* **Dataset extract**:
========================================

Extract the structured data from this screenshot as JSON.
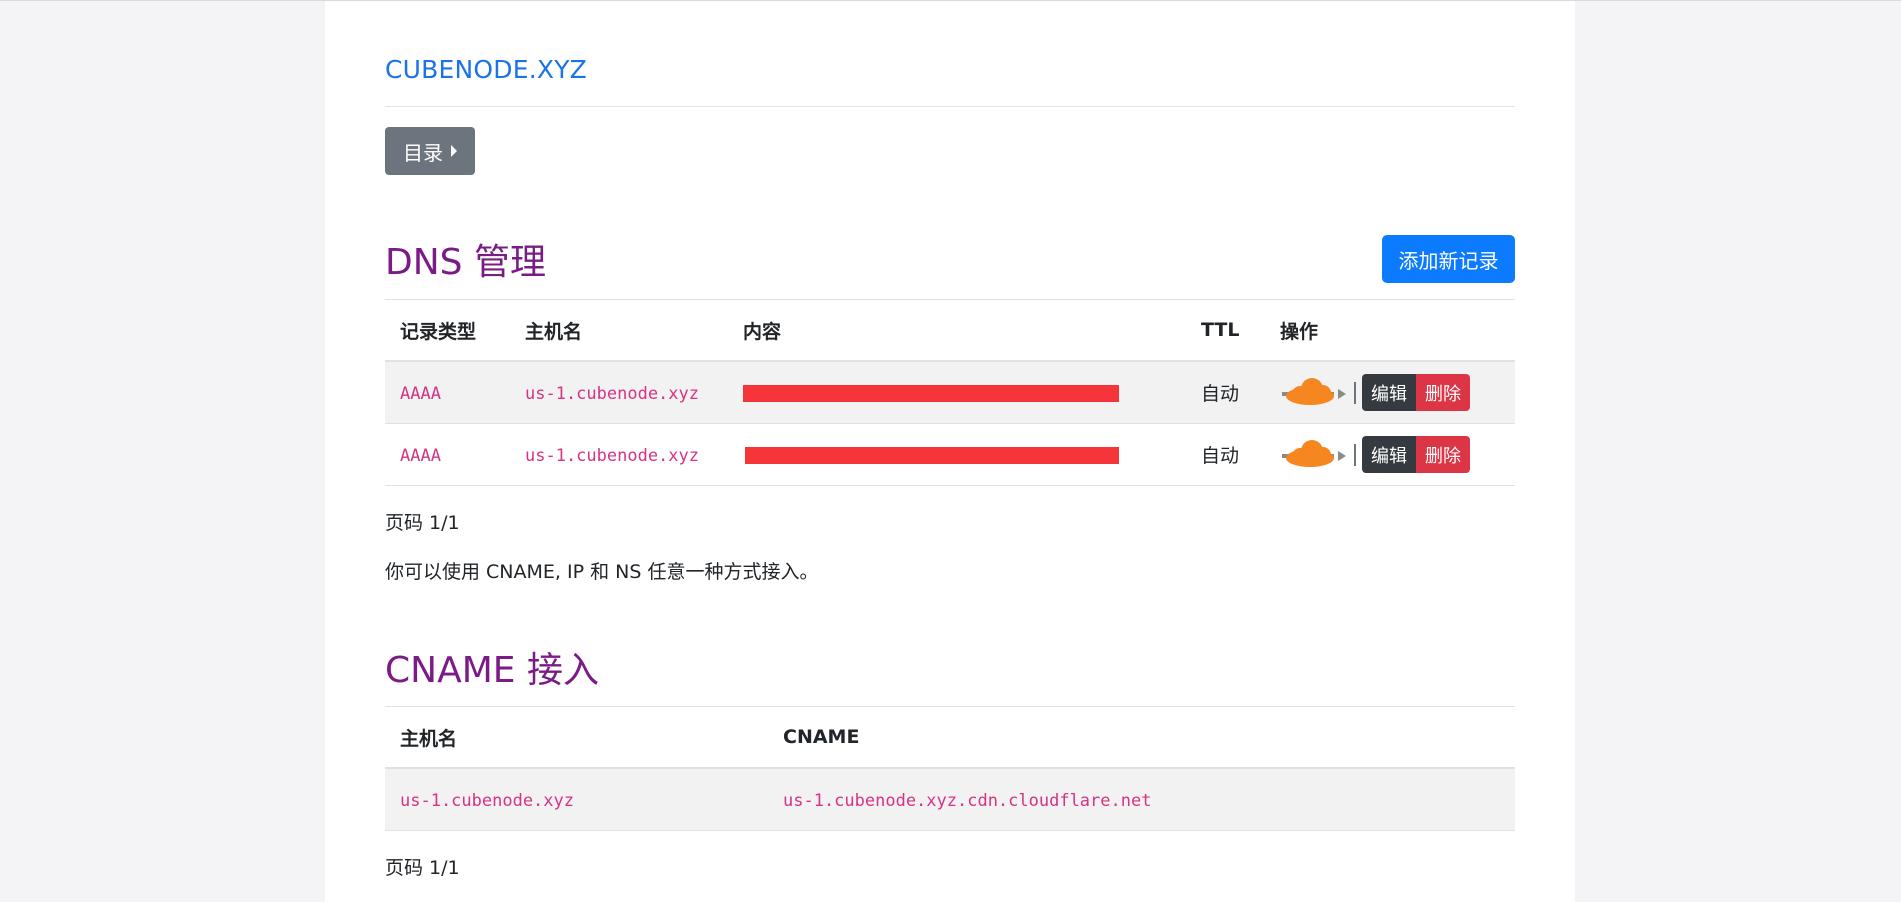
{
  "site": {
    "title": "CUBENODE.XYZ"
  },
  "nav": {
    "directory_label": "目录"
  },
  "dns": {
    "title": "DNS 管理",
    "add_button": "添加新记录",
    "columns": [
      "记录类型",
      "主机名",
      "内容",
      "TTL",
      "操作"
    ],
    "rows": [
      {
        "type": "AAAA",
        "host": "us-1.cubenode.xyz",
        "ttl": "自动",
        "edit": "编辑",
        "delete": "删除"
      },
      {
        "type": "AAAA",
        "host": "us-1.cubenode.xyz",
        "ttl": "自动",
        "edit": "编辑",
        "delete": "删除"
      }
    ],
    "pagination": "页码 1/1",
    "note": "你可以使用 CNAME, IP 和 NS 任意一种方式接入。"
  },
  "cname": {
    "title": "CNAME 接入",
    "columns": [
      "主机名",
      "CNAME"
    ],
    "rows": [
      {
        "host": "us-1.cubenode.xyz",
        "cname": "us-1.cubenode.xyz.cdn.cloudflare.net"
      }
    ],
    "pagination": "页码 1/1"
  },
  "colors": {
    "link": "#1a73e8",
    "section_title": "#7b1b86",
    "primary": "#0d7bff",
    "danger": "#dc3545",
    "dark": "#343a40",
    "secondary": "#6c757d",
    "cloud": "#f6861f",
    "redaction": "#f5353a"
  },
  "icons": {
    "proxy_status": "cloudflare-proxied-cloud-icon",
    "caret": "caret-right-icon"
  }
}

========================================

* **Aim**: Without including any pictures, please restate all the records exactly.

* **Worked answer**:
Extract the structured data from this screenshot as JSON.
{
  "site": {
    "title": "CUBENODE.XYZ"
  },
  "nav": {
    "directory_label": "目录"
  },
  "dns": {
    "title": "DNS 管理",
    "add_button": "添加新记录",
    "columns": [
      "记录类型",
      "主机名",
      "内容",
      "TTL",
      "操作"
    ],
    "rows": [
      {
        "type": "AAAA",
        "host": "us-1.cubenode.xyz",
        "ttl": "自动",
        "edit": "编辑",
        "delete": "删除"
      },
      {
        "type": "AAAA",
        "host": "us-1.cubenode.xyz",
        "ttl": "自动",
        "edit": "编辑",
        "delete": "删除"
      }
    ],
    "pagination": "页码 1/1",
    "note": "你可以使用 CNAME, IP 和 NS 任意一种方式接入。"
  },
  "cname": {
    "title": "CNAME 接入",
    "columns": [
      "主机名",
      "CNAME"
    ],
    "rows": [
      {
        "host": "us-1.cubenode.xyz",
        "cname": "us-1.cubenode.xyz.cdn.cloudflare.net"
      }
    ],
    "pagination": "页码 1/1"
  },
  "colors": {
    "link": "#1a73e8",
    "section_title": "#7b1b86",
    "primary": "#0d7bff",
    "danger": "#dc3545",
    "dark": "#343a40",
    "secondary": "#6c757d",
    "cloud": "#f6861f",
    "redaction": "#f5353a"
  },
  "icons": {
    "proxy_status": "cloudflare-proxied-cloud-icon",
    "caret": "caret-right-icon"
  }
}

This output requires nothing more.